## Task goal
Write out each line exactly as it stands, please.

## Source material
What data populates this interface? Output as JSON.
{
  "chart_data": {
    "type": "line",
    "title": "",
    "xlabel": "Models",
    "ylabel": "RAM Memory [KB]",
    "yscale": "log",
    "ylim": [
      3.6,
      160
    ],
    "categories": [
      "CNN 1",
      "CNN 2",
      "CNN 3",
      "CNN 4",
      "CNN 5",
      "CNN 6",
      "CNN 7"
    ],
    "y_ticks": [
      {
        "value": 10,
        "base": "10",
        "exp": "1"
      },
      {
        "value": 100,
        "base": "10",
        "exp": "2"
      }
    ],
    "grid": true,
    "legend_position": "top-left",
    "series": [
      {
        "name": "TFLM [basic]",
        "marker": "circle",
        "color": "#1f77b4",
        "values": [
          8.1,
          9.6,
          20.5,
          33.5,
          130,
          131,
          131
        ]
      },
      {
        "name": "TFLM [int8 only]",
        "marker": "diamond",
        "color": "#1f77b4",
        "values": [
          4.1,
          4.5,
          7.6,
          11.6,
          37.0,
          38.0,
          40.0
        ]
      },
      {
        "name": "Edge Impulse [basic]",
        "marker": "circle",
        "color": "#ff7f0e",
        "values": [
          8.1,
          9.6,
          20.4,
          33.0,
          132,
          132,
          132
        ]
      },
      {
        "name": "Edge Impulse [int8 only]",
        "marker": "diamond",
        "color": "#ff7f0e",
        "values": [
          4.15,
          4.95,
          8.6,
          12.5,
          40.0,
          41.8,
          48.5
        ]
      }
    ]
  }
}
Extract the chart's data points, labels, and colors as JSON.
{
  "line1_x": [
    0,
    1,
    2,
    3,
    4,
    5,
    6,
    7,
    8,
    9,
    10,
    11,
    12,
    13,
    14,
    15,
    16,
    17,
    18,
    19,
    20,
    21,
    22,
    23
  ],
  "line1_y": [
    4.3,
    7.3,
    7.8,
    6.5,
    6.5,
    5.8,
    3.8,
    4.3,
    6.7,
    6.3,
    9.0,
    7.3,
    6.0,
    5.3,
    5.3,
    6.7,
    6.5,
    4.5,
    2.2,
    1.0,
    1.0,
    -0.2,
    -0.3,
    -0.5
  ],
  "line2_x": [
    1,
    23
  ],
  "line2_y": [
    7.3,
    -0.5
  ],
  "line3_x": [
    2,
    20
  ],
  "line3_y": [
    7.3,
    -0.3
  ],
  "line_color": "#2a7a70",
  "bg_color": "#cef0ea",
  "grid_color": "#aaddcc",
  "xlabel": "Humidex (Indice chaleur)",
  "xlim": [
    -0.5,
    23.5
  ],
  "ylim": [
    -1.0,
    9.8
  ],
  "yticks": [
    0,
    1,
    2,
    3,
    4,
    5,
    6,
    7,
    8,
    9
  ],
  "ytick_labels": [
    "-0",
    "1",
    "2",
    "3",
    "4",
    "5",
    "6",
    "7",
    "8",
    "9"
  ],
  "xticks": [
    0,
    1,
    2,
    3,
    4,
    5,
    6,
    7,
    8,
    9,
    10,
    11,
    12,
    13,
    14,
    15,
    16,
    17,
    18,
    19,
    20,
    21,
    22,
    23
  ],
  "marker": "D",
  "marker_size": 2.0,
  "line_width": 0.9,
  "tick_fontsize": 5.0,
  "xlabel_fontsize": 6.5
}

## Reply to the exercise
What data populates this interface? Output as JSON.
{
  "chart_data": {
    "type": "line",
    "title": "",
    "xlabel": "Models",
    "ylabel": "RAM Memory [KB]",
    "yscale": "log",
    "ylim": [
      3.6,
      160
    ],
    "categories": [
      "CNN 1",
      "CNN 2",
      "CNN 3",
      "CNN 4",
      "CNN 5",
      "CNN 6",
      "CNN 7"
    ],
    "y_ticks": [
      {
        "value": 10,
        "base": "10",
        "exp": "1"
      },
      {
        "value": 100,
        "base": "10",
        "exp": "2"
      }
    ],
    "grid": true,
    "legend_position": "top-left",
    "series": [
      {
        "name": "TFLM [basic]",
        "marker": "circle",
        "color": "#1f77b4",
        "values": [
          8.1,
          9.6,
          20.5,
          33.5,
          130,
          131,
          131
        ]
      },
      {
        "name": "TFLM [int8 only]",
        "marker": "diamond",
        "color": "#1f77b4",
        "values": [
          4.1,
          4.5,
          7.6,
          11.6,
          37.0,
          38.0,
          40.0
        ]
      },
      {
        "name": "Edge Impulse [basic]",
        "marker": "circle",
        "color": "#ff7f0e",
        "values": [
          8.1,
          9.6,
          20.4,
          33.0,
          132,
          132,
          132
        ]
      },
      {
        "name": "Edge Impulse [int8 only]",
        "marker": "diamond",
        "color": "#ff7f0e",
        "values": [
          4.15,
          4.95,
          8.6,
          12.5,
          40.0,
          41.8,
          48.5
        ]
      }
    ]
  }
}
Extract the chart's data points, labels, and colors as JSON.
{
  "line1_x": [
    0,
    1,
    2,
    3,
    4,
    5,
    6,
    7,
    8,
    9,
    10,
    11,
    12,
    13,
    14,
    15,
    16,
    17,
    18,
    19,
    20,
    21,
    22,
    23
  ],
  "line1_y": [
    4.3,
    7.3,
    7.8,
    6.5,
    6.5,
    5.8,
    3.8,
    4.3,
    6.7,
    6.3,
    9.0,
    7.3,
    6.0,
    5.3,
    5.3,
    6.7,
    6.5,
    4.5,
    2.2,
    1.0,
    1.0,
    -0.2,
    -0.3,
    -0.5
  ],
  "line2_x": [
    1,
    23
  ],
  "line2_y": [
    7.3,
    -0.5
  ],
  "line3_x": [
    2,
    20
  ],
  "line3_y": [
    7.3,
    -0.3
  ],
  "line_color": "#2a7a70",
  "bg_color": "#cef0ea",
  "grid_color": "#aaddcc",
  "xlabel": "Humidex (Indice chaleur)",
  "xlim": [
    -0.5,
    23.5
  ],
  "ylim": [
    -1.0,
    9.8
  ],
  "yticks": [
    0,
    1,
    2,
    3,
    4,
    5,
    6,
    7,
    8,
    9
  ],
  "ytick_labels": [
    "-0",
    "1",
    "2",
    "3",
    "4",
    "5",
    "6",
    "7",
    "8",
    "9"
  ],
  "xticks": [
    0,
    1,
    2,
    3,
    4,
    5,
    6,
    7,
    8,
    9,
    10,
    11,
    12,
    13,
    14,
    15,
    16,
    17,
    18,
    19,
    20,
    21,
    22,
    23
  ],
  "marker": "D",
  "marker_size": 2.0,
  "line_width": 0.9,
  "tick_fontsize": 5.0,
  "xlabel_fontsize": 6.5
}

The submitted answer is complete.